▶ **The request**
Repeat the material verbatim and drop the pictures.

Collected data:
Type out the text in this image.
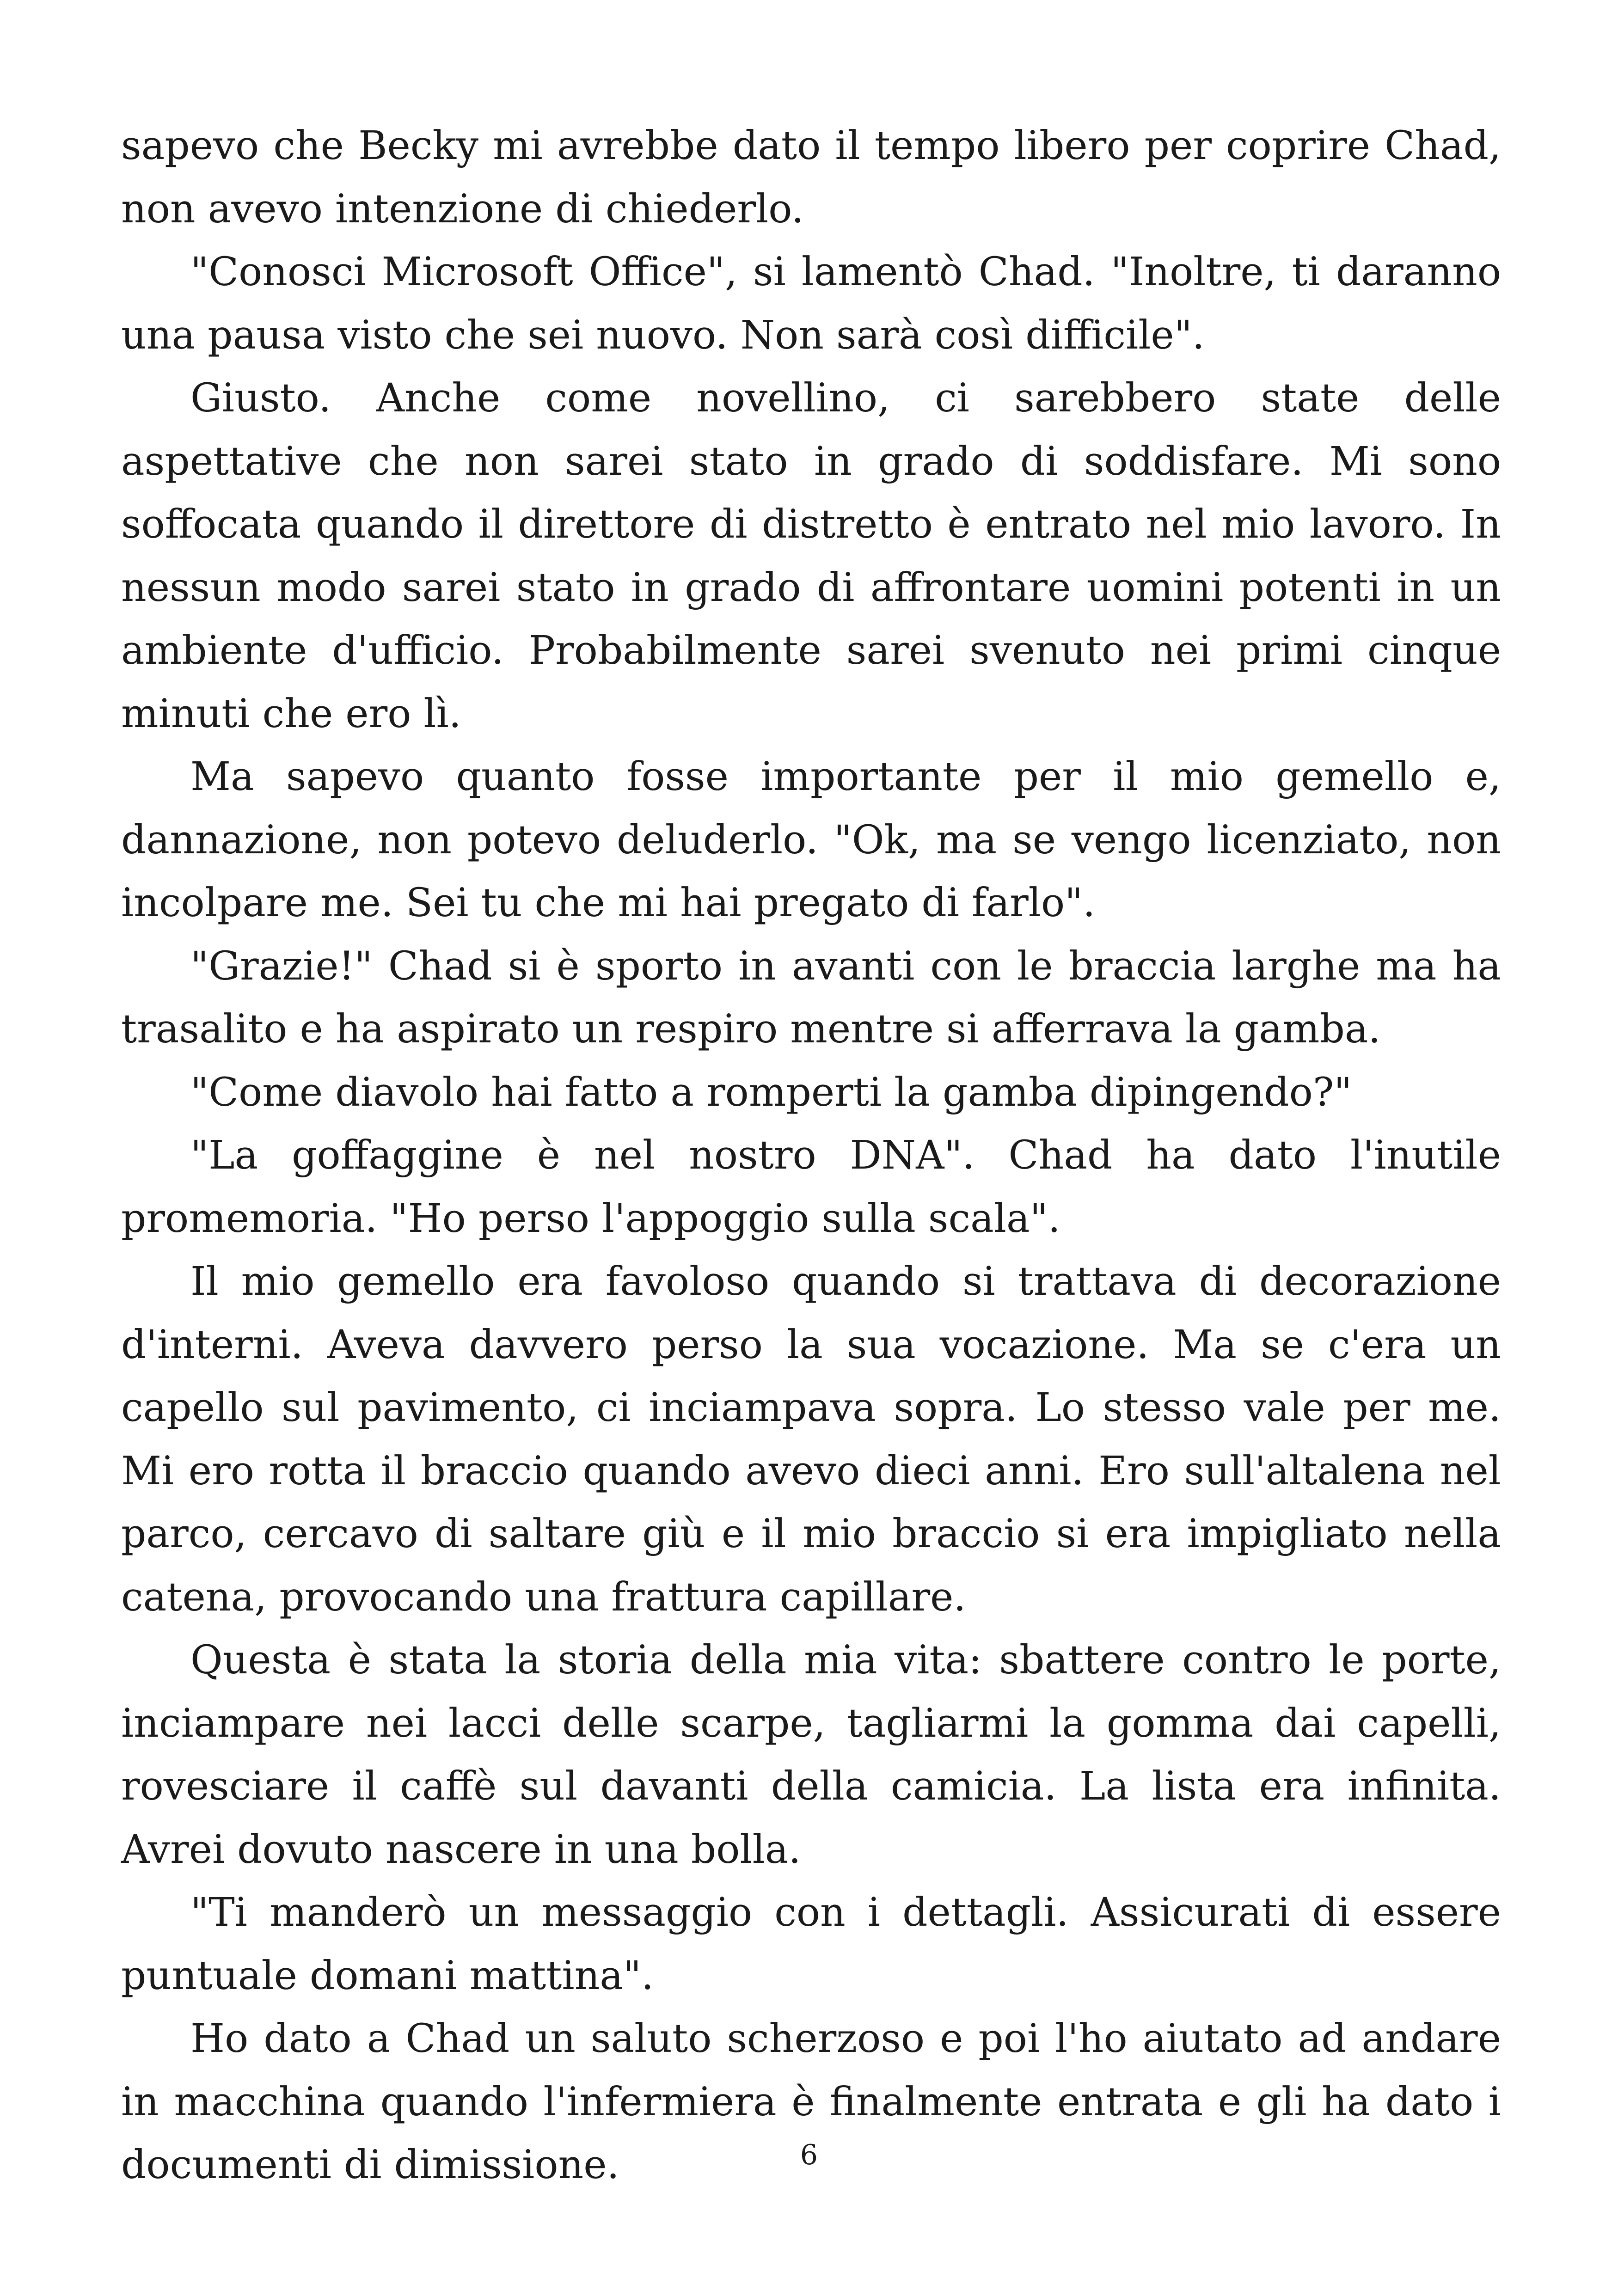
sapevo che Becky mi avrebbe dato il tempo libero per coprire Chad, non avevo intenzione di chiederlo.

"Conosci Microsoft Office", si lamentò Chad. "Inoltre, ti daranno una pausa visto che sei nuovo. Non sarà così difficile".

Giusto. Anche come novellino, ci sarebbero state delle aspettative che non sarei stato in grado di soddisfare. Mi sono soffocata quando il direttore di distretto è entrato nel mio lavoro. In nessun modo sarei stato in grado di affrontare uomini potenti in un ambiente d'ufficio. Probabilmente sarei svenuto nei primi cinque minuti che ero lì.

Ma sapevo quanto fosse importante per il mio gemello e, dannazione, non potevo deluderlo. "Ok, ma se vengo licenziato, non incolpare me. Sei tu che mi hai pregato di farlo".

"Grazie!" Chad si è sporto in avanti con le braccia larghe ma ha trasalito e ha aspirato un respiro mentre si afferrava la gamba.

"Come diavolo hai fatto a romperti la gamba dipingendo?"

"La goffaggine è nel nostro DNA". Chad ha dato l'inutile promemoria. "Ho perso l'appoggio sulla scala".

Il mio gemello era favoloso quando si trattava di decorazione d'interni. Aveva davvero perso la sua vocazione. Ma se c'era un capello sul pavimento, ci inciampava sopra. Lo stesso vale per me. Mi ero rotta il braccio quando avevo dieci anni. Ero sull'altalena nel parco, cercavo di saltare giù e il mio braccio si era impigliato nella catena, provocando una frattura capillare.

Questa è stata la storia della mia vita: sbattere contro le porte, inciampare nei lacci delle scarpe, tagliarmi la gomma dai capelli, rovesciare il caffè sul davanti della camicia. La lista era infinita. Avrei dovuto nascere in una bolla.

"Ti manderò un messaggio con i dettagli. Assicurati di essere puntuale domani mattina".

Ho dato a Chad un saluto scherzoso e poi l'ho aiutato ad andare in macchina quando l'infermiera è finalmente entrata e gli ha dato i documenti di dimissione.	6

▶ **Output of the task**
Type out the text in this image.
sapevo che Becky mi avrebbe dato il tempo libero per coprire Chad, non avevo intenzione di chiederlo.

"Conosci Microsoft Office", si lamentò Chad. "Inoltre, ti daranno una pausa visto che sei nuovo. Non sarà così difficile".

Giusto. Anche come novellino, ci sarebbero state delle aspettative che non sarei stato in grado di soddisfare. Mi sono soffocata quando il direttore di distretto è entrato nel mio lavoro. In nessun modo sarei stato in grado di affrontare uomini potenti in un ambiente d'ufficio. Probabilmente sarei svenuto nei primi cinque minuti che ero lì.

Ma sapevo quanto fosse importante per il mio gemello e, dannazione, non potevo deluderlo. "Ok, ma se vengo licenziato, non incolpare me. Sei tu che mi hai pregato di farlo".

"Grazie!" Chad si è sporto in avanti con le braccia larghe ma ha trasalito e ha aspirato un respiro mentre si afferrava la gamba.

"Come diavolo hai fatto a romperti la gamba dipingendo?"

"La goffaggine è nel nostro DNA". Chad ha dato l'inutile promemoria. "Ho perso l'appoggio sulla scala".

Il mio gemello era favoloso quando si trattava di decorazione d'interni. Aveva davvero perso la sua vocazione. Ma se c'era un capello sul pavimento, ci inciampava sopra. Lo stesso vale per me. Mi ero rotta il braccio quando avevo dieci anni. Ero sull'altalena nel parco, cercavo di saltare giù e il mio braccio si era impigliato nella catena, provocando una frattura capillare.

Questa è stata la storia della mia vita: sbattere contro le porte, inciampare nei lacci delle scarpe, tagliarmi la gomma dai capelli, rovesciare il caffè sul davanti della camicia. La lista era infinita. Avrei dovuto nascere in una bolla.

"Ti manderò un messaggio con i dettagli. Assicurati di essere puntuale domani mattina".

Ho dato a Chad un saluto scherzoso e poi l'ho aiutato ad andare in macchina quando l'infermiera è finalmente entrata e gli ha dato i documenti di dimissione.	6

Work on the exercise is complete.